Dataset excerpts:
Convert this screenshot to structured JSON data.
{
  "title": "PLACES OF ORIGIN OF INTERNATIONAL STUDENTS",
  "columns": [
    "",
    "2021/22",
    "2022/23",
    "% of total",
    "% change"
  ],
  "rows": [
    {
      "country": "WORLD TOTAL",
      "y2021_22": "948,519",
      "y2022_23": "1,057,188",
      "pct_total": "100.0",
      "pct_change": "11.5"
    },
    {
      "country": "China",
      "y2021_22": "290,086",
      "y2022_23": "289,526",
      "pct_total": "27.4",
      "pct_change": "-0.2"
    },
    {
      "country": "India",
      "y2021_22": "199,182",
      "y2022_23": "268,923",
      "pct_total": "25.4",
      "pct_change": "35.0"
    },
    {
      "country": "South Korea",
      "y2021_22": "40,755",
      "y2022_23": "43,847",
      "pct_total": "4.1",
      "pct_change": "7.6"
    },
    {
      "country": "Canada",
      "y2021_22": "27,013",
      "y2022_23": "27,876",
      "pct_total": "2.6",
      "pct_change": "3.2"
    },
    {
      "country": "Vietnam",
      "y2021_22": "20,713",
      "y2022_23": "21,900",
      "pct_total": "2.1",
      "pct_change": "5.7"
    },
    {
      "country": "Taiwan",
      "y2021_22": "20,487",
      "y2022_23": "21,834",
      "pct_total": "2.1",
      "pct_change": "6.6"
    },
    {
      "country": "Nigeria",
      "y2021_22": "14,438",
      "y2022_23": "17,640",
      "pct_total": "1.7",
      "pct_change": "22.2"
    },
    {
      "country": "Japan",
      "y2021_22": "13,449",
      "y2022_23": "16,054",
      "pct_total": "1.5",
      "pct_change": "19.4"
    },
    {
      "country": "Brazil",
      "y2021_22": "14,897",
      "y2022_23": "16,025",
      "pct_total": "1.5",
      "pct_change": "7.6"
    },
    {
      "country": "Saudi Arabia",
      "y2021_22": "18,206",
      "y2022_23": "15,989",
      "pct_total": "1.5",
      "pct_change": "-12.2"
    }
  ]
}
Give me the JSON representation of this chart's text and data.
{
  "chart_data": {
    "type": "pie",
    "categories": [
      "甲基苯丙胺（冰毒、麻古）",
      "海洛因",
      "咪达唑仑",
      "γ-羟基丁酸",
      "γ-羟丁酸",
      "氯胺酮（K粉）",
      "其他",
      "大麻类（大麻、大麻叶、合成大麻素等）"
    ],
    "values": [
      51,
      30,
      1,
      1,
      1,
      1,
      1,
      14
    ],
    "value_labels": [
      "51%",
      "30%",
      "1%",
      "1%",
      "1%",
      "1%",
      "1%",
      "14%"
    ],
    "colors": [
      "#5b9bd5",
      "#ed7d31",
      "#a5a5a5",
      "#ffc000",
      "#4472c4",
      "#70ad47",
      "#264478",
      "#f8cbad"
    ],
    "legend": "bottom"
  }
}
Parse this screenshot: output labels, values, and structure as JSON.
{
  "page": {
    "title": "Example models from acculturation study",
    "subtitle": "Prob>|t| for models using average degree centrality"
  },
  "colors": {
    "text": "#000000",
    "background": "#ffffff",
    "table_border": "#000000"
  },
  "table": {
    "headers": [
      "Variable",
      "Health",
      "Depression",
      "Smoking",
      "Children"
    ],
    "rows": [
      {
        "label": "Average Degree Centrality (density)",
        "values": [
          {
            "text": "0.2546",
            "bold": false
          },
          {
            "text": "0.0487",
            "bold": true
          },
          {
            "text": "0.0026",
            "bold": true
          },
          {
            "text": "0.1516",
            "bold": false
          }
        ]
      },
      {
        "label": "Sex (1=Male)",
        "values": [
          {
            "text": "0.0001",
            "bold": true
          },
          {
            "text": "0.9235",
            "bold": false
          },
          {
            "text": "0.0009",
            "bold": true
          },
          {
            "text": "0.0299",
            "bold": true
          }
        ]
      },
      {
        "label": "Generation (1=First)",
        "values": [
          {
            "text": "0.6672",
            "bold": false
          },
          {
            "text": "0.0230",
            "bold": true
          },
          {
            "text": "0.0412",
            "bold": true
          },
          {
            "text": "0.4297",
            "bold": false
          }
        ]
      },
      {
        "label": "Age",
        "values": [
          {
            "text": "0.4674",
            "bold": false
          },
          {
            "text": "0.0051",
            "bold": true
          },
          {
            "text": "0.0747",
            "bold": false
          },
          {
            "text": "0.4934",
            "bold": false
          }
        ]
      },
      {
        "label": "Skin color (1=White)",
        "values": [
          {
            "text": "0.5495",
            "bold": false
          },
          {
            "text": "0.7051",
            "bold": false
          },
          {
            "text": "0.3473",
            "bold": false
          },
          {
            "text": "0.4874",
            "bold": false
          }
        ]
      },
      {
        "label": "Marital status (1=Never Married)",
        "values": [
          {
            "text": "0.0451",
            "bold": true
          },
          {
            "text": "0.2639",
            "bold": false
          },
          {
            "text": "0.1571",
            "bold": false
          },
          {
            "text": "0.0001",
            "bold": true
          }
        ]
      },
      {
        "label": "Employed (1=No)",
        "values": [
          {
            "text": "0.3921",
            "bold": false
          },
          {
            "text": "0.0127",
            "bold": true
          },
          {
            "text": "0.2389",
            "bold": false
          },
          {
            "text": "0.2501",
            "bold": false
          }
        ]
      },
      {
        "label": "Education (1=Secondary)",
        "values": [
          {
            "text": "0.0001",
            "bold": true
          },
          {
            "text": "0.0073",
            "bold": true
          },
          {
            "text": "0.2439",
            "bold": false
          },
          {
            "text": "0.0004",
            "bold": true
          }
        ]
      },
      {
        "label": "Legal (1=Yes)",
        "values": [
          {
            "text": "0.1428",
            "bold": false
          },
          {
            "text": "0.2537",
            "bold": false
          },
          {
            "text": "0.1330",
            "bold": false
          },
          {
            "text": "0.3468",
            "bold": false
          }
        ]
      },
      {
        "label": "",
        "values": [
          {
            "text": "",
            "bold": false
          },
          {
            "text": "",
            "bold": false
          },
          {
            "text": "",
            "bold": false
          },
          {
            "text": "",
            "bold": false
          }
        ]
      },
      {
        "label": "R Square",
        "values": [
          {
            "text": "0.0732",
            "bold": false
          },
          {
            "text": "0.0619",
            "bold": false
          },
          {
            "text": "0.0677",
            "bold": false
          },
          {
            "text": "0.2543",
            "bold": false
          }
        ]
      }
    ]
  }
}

Exercise task:
Check all the records above and select each line where the string "country" is found.

Solution for this task:
      "country": "WORLD TOTAL",
      "country": "China",
      "country": "India",
      "country": "South Korea",
      "country": "Canada",
      "country": "Vietnam",
      "country": "Taiwan",
      "country": "Nigeria",
      "country": "Japan",
      "country": "Brazil",
      "country": "Saudi Arabia",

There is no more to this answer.